= EXERCISE INSTRUCTIONS =
Give every line of the records below as a Markdown table with two columns, Number and Entry, putting a running row number in the first and the line itself in the second. Skip blank lines and leave the pictures out.

= DATA RECORDS =
* start *
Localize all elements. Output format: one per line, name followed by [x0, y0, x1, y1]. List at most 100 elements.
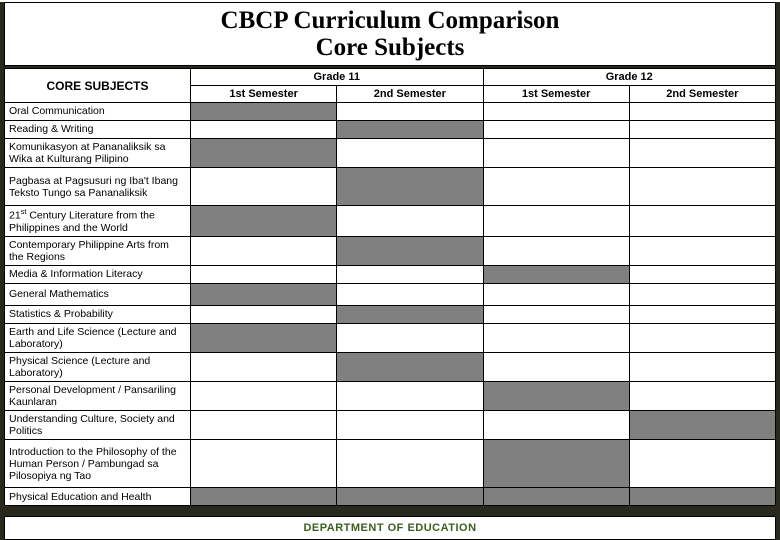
- table-row: Reading & Writing: [5, 121, 776, 139]
- semester-cell: [483, 139, 629, 168]
- table-body: Oral CommunicationReading & WritingKomun…: [5, 103, 776, 506]
- semester-cell: [483, 353, 629, 382]
- semester-cell: [629, 103, 775, 121]
- semester-cell: [191, 265, 337, 283]
- table-row: Contemporary Philippine Arts from the Re…: [5, 236, 776, 265]
- semester-cell: [483, 236, 629, 265]
- semester-cell: [483, 168, 629, 206]
- subject-cell: General Mathematics: [5, 283, 191, 305]
- table-row: Physical Science (Lecture and Laboratory…: [5, 353, 776, 382]
- table-container: CORE SUBJECTS Grade 11 Grade 12 1st Seme…: [4, 68, 776, 506]
- semester-cell: [629, 305, 775, 323]
- semester-cell: [191, 283, 337, 305]
- semester-cell: [337, 411, 483, 440]
- header-g12-sem1: 1st Semester: [483, 86, 629, 103]
- semester-cell: [191, 168, 337, 206]
- subject-cell: Physical Science (Lecture and Laboratory…: [5, 353, 191, 382]
- semester-cell: [337, 206, 483, 237]
- subject-cell: Pagbasa at Pagsusuri ng Iba't Ibang Teks…: [5, 168, 191, 206]
- semester-cell: [337, 168, 483, 206]
- table-row: Komunikasyon at Pananaliksik sa Wika at …: [5, 139, 776, 168]
- semester-cell: [191, 121, 337, 139]
- semester-cell: [337, 353, 483, 382]
- semester-cell: [483, 121, 629, 139]
- semester-cell: [629, 488, 775, 506]
- semester-cell: [337, 103, 483, 121]
- semester-cell: [629, 353, 775, 382]
- footer-bar: DEPARTMENT OF EDUCATION: [4, 516, 776, 540]
- semester-cell: [191, 139, 337, 168]
- semester-cell: [191, 411, 337, 440]
- subject-cell: 21st Century Literature from the Philipp…: [5, 206, 191, 237]
- subject-cell: Komunikasyon at Pananaliksik sa Wika at …: [5, 139, 191, 168]
- semester-cell: [629, 382, 775, 411]
- table-row: Oral Communication: [5, 103, 776, 121]
- slide: CBCP Curriculum Comparison Core Subjects…: [0, 2, 780, 540]
- semester-cell: [629, 206, 775, 237]
- table-row: Introduction to the Philosophy of the Hu…: [5, 440, 776, 488]
- semester-cell: [191, 353, 337, 382]
- table-row: General Mathematics: [5, 283, 776, 305]
- subject-cell: Statistics & Probability: [5, 305, 191, 323]
- table-row: Media & Information Literacy: [5, 265, 776, 283]
- semester-cell: [629, 168, 775, 206]
- semester-cell: [191, 382, 337, 411]
- semester-cell: [629, 440, 775, 488]
- semester-cell: [337, 382, 483, 411]
- semester-cell: [629, 283, 775, 305]
- semester-cell: [629, 323, 775, 352]
- semester-cell: [483, 103, 629, 121]
- header-grade-12: Grade 12: [483, 69, 776, 86]
- semester-cell: [191, 440, 337, 488]
- title-line-2: Core Subjects: [316, 34, 465, 61]
- subject-cell: Media & Information Literacy: [5, 265, 191, 283]
- table-row: Statistics & Probability: [5, 305, 776, 323]
- subject-cell: Physical Education and Health: [5, 488, 191, 506]
- semester-cell: [337, 283, 483, 305]
- header-g11-sem2: 2nd Semester: [337, 86, 483, 103]
- table-header: CORE SUBJECTS Grade 11 Grade 12 1st Seme…: [5, 69, 776, 103]
- semester-cell: [337, 121, 483, 139]
- table-row: Physical Education and Health: [5, 488, 776, 506]
- title-line-1: CBCP Curriculum Comparison: [221, 7, 560, 34]
- subject-cell: Understanding Culture, Society and Polit…: [5, 411, 191, 440]
- subject-cell: Introduction to the Philosophy of the Hu…: [5, 440, 191, 488]
- table-row: Earth and Life Science (Lecture and Labo…: [5, 323, 776, 352]
- semester-cell: [629, 265, 775, 283]
- semester-cell: [337, 323, 483, 352]
- table-row: 21st Century Literature from the Philipp…: [5, 206, 776, 237]
- semester-cell: [629, 139, 775, 168]
- subject-cell: Reading & Writing: [5, 121, 191, 139]
- subject-cell: Contemporary Philippine Arts from the Re…: [5, 236, 191, 265]
- semester-cell: [191, 236, 337, 265]
- semester-cell: [629, 121, 775, 139]
- subject-cell: Personal Development / Pansariling Kaunl…: [5, 382, 191, 411]
- semester-cell: [191, 206, 337, 237]
- header-g12-sem2: 2nd Semester: [629, 86, 775, 103]
- header-g11-sem1: 1st Semester: [191, 86, 337, 103]
- semester-cell: [337, 488, 483, 506]
- subject-cell: Oral Communication: [5, 103, 191, 121]
- semester-cell: [483, 265, 629, 283]
- title-bar: CBCP Curriculum Comparison Core Subjects: [4, 2, 776, 66]
- semester-cell: [337, 265, 483, 283]
- semester-cell: [191, 305, 337, 323]
- semester-cell: [191, 103, 337, 121]
- semester-cell: [337, 236, 483, 265]
- semester-cell: [337, 139, 483, 168]
- subject-cell: Earth and Life Science (Lecture and Labo…: [5, 323, 191, 352]
- semester-cell: [483, 382, 629, 411]
- slide-title: CBCP Curriculum Comparison Core Subjects: [221, 7, 560, 62]
- table-row: Personal Development / Pansariling Kaunl…: [5, 382, 776, 411]
- semester-cell: [629, 236, 775, 265]
- footer-text: DEPARTMENT OF EDUCATION: [303, 522, 476, 534]
- semester-cell: [483, 488, 629, 506]
- semester-cell: [483, 206, 629, 237]
- table-row: Pagbasa at Pagsusuri ng Iba't Ibang Teks…: [5, 168, 776, 206]
- semester-cell: [483, 323, 629, 352]
- curriculum-table: CORE SUBJECTS Grade 11 Grade 12 1st Seme…: [4, 68, 776, 506]
- semester-cell: [483, 305, 629, 323]
- header-core-subjects: CORE SUBJECTS: [5, 69, 191, 103]
- semester-cell: [337, 305, 483, 323]
- semester-cell: [629, 411, 775, 440]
* end *
= EXERCISE OUTPUT =
| Number | Entry |
|---|---|
| 1 | Localize all elements. Output format: one per line, name followed by [x0, y0, x1, y1]. List at most 100 elements. |
| 2 | - table-row: Reading & Writing: [5, 121, 776, 139] |
| 3 | - semester-cell: [483, 139, 629, 168] |
| 4 | - table-body: Oral CommunicationReading & WritingKomun…: [5, 103, 776, 506] |
| 5 | - semester-cell: [483, 353, 629, 382] |
| 6 | - semester-cell: [629, 103, 775, 121] |
| 7 | - semester-cell: [191, 265, 337, 283] |
| 8 | - table-row: Contemporary Philippine Arts from the Re…: [5, 236, 776, 265] |
| 9 | - semester-cell: [483, 236, 629, 265] |
| 10 | - semester-cell: [483, 168, 629, 206] |
| 11 | - subject-cell: General Mathematics: [5, 283, 191, 305] |
| 12 | - table-row: Physical Science (Lecture and Laboratory…: [5, 353, 776, 382] |
| 13 | - table-container: CORE SUBJECTS Grade 11 Grade 12 1st Seme…: [4, 68, 776, 506] |
| 14 | - semester-cell: [629, 305, 775, 323] |
| 15 | - semester-cell: [191, 283, 337, 305] |
| 16 | - semester-cell: [337, 411, 483, 440] |
| 17 | - header-g12-sem1: 1st Semester: [483, 86, 629, 103] |
| 18 | - semester-cell: [191, 168, 337, 206] |
| 19 | - subject-cell: Physical Science (Lecture and Laboratory…: [5, 353, 191, 382] |
| 20 | - semester-cell: [337, 206, 483, 237] |
| 21 | - subject-cell: Pagbasa at Pagsusuri ng Iba't Ibang Teks…: [5, 168, 191, 206] |
| 22 | - semester-cell: [337, 168, 483, 206] |
| 23 | - table-row: Komunikasyon at Pananaliksik sa Wika at …: [5, 139, 776, 168] |
| 24 | - semester-cell: [191, 121, 337, 139] |
| 25 | - semester-cell: [337, 353, 483, 382] |
| 26 | - semester-cell: [483, 121, 629, 139] |
| 27 | - semester-cell: [629, 488, 775, 506] |
| 28 | - semester-cell: [337, 103, 483, 121] |
| 29 | - semester-cell: [629, 353, 775, 382] |
| 30 | - footer-bar: DEPARTMENT OF EDUCATION: [4, 516, 776, 540] |
| 31 | - semester-cell: [191, 139, 337, 168] |
| 32 | - semester-cell: [191, 411, 337, 440] |
| 33 | - subject-cell: 21st Century Literature from the Philipp…: [5, 206, 191, 237] |
| 34 | - subject-cell: Komunikasyon at Pananaliksik sa Wika at …: [5, 139, 191, 168] |
| 35 | - semester-cell: [629, 382, 775, 411] |
| 36 | - table-row: Oral Communication: [5, 103, 776, 121] |
| 37 | - slide: CBCP Curriculum Comparison Core Subjects…: [0, 2, 780, 540] |
| 38 | - semester-cell: [629, 206, 775, 237] |
| 39 | - table-row: Introduction to the Philosophy of the Hu…: [5, 440, 776, 488] |
| 40 | - semester-cell: [191, 353, 337, 382] |
| 41 | - table-row: General Mathematics: [5, 283, 776, 305] |
| 42 | - subject-cell: Statistics & Probability: [5, 305, 191, 323] |
| 43 | - table-row: Media & Information Literacy: [5, 265, 776, 283] |
| 44 | - semester-cell: [629, 168, 775, 206] |
| 45 | - semester-cell: [191, 382, 337, 411] |
| 46 | - semester-cell: [629, 440, 775, 488] |
| 47 | - semester-cell: [337, 382, 483, 411] |
| 48 | - semester-cell: [629, 283, 775, 305] |
| 49 | - semester-cell: [629, 323, 775, 352] |
| 50 | - semester-cell: [483, 103, 629, 121] |
| 51 | - header-grade-12: Grade 12: [483, 69, 776, 86] |
| 52 | - semester-cell: [191, 440, 337, 488] |
| 53 | - title-line-2: Core Subjects: [316, 34, 465, 61] |
| 54 | - subject-cell: Media & Information Literacy: [5, 265, 191, 283] |
| 55 | - table-row: Statistics & Probability: [5, 305, 776, 323] |
| 56 | - subject-cell: Physical Education and Health: [5, 488, 191, 506] |
| 57 | - semester-cell: [337, 283, 483, 305] |
| 58 | - header-g11-sem2: 2nd Semester: [337, 86, 483, 103] |
| 59 | - table-header: CORE SUBJECTS Grade 11 Grade 12 1st Seme…: [5, 69, 776, 103] |
| 60 | - semester-cell: [337, 121, 483, 139] |
| 61 | - table-row: Physical Education and Health: [5, 488, 776, 506] |
| 62 | - title-line-1: CBCP Curriculum Comparison: [221, 7, 560, 34] |
| 63 | - subject-cell: Understanding Culture, Society and Polit…: [5, 411, 191, 440] |
| 64 | - subject-cell: Introduction to the Philosophy of the Hu…: [5, 440, 191, 488] |
| 65 | - table-row: Earth and Life Science (Lecture and Labo…: [5, 323, 776, 352] |
| 66 | - semester-cell: [629, 265, 775, 283] |
| 67 | - semester-cell: [337, 323, 483, 352] |
| 68 | - table-row: 21st Century Literature from the Philipp…: [5, 206, 776, 237] |
| 69 | - semester-cell: [629, 139, 775, 168] |
| 70 | - subject-cell: Reading & Writing: [5, 121, 191, 139] |
| 71 | - subject-cell: Contemporary Philippine Arts from the Re…: [5, 236, 191, 265] |
| 72 | - semester-cell: [191, 236, 337, 265] |
| 73 | - semester-cell: [629, 121, 775, 139] |
| 74 | - subject-cell: Personal Development / Pansariling Kaunl…: [5, 382, 191, 411] |
| 75 | - semester-cell: [191, 206, 337, 237] |
| 76 | - header-g12-sem2: 2nd Semester: [629, 86, 775, 103] |
| 77 | - header-g11-sem1: 1st Semester: [191, 86, 337, 103] |
| 78 | - semester-cell: [337, 488, 483, 506] |
| 79 | - subject-cell: Oral Communication: [5, 103, 191, 121] |
| 80 | - semester-cell: [483, 265, 629, 283] |
| 81 | - title-bar: CBCP Curriculum Comparison Core Subjects: [4, 2, 776, 66] |
| 82 | - semester-cell: [337, 265, 483, 283] |
| 83 | - semester-cell: [191, 305, 337, 323] |
| 84 | - semester-cell: [191, 103, 337, 121] |
| 85 | - semester-cell: [337, 236, 483, 265] |
| 86 | - semester-cell: [337, 139, 483, 168] |
| 87 | - subject-cell: Earth and Life Science (Lecture and Labo…: [5, 323, 191, 352] |
| 88 | - semester-cell: [483, 382, 629, 411] |
| 89 | - slide-title: CBCP Curriculum Comparison Core Subjects: [221, 7, 560, 62] |
| 90 | - table-row: Personal Development / Pansariling Kaunl…: [5, 382, 776, 411] |
| 91 | - semester-cell: [629, 236, 775, 265] |
| 92 | - footer-text: DEPARTMENT OF EDUCATION: [303, 522, 476, 534] |
| 93 | - semester-cell: [483, 488, 629, 506] |
| 94 | - semester-cell: [483, 206, 629, 237] |
| 95 | - table-row: Pagbasa at Pagsusuri ng Iba't Ibang Teks…: [5, 168, 776, 206] |
| 96 | - semester-cell: [483, 323, 629, 352] |
| 97 | - curriculum-table: CORE SUBJECTS Grade 11 Grade 12 1st Seme…: [4, 68, 776, 506] |
| 98 | - semester-cell: [483, 305, 629, 323] |
| 99 | - header-core-subjects: CORE SUBJECTS: [5, 69, 191, 103] |
| 100 | - semester-cell: [337, 305, 483, 323] |
| 101 | - semester-cell: [629, 411, 775, 440] |